PROBLEM STATEMENT:
Without skipping anything, write out each record below exactly.

EXTRACTED ENTRIES:

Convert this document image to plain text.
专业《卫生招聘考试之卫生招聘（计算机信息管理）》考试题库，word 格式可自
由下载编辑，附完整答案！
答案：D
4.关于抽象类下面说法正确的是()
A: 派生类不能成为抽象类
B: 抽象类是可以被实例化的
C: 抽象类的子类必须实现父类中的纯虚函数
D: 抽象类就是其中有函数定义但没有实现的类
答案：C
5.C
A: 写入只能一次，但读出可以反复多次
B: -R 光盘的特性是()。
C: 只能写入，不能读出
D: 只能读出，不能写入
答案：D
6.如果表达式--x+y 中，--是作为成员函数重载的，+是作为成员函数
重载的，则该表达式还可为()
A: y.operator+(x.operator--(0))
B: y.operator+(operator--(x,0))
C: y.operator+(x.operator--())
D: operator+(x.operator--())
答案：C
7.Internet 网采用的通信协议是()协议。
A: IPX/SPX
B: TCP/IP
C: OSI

SOLVED PROBLEM:
Convert this document image to plain text.
专业《卫生招聘考试之卫生招聘（计算机信息管理）》考试题库，word 格式可自
由下载编辑，附完整答案！
答案：D
4.关于抽象类下面说法正确的是()
A: 派生类不能成为抽象类
B: 抽象类是可以被实例化的
C: 抽象类的子类必须实现父类中的纯虚函数
D: 抽象类就是其中有函数定义但没有实现的类
答案：C
5.C
A: 写入只能一次，但读出可以反复多次
B: -R 光盘的特性是()。
C: 只能写入，不能读出
D: 只能读出，不能写入
答案：D
6.如果表达式--x+y 中，--是作为成员函数重载的，+是作为成员函数
重载的，则该表达式还可为()
A: y.operator+(x.operator--(0))
B: y.operator+(operator--(x,0))
C: y.operator+(x.operator--())
D: operator+(x.operator--())
答案：C
7.Internet 网采用的通信协议是()协议。
A: IPX/SPX
B: TCP/IP
C: OSI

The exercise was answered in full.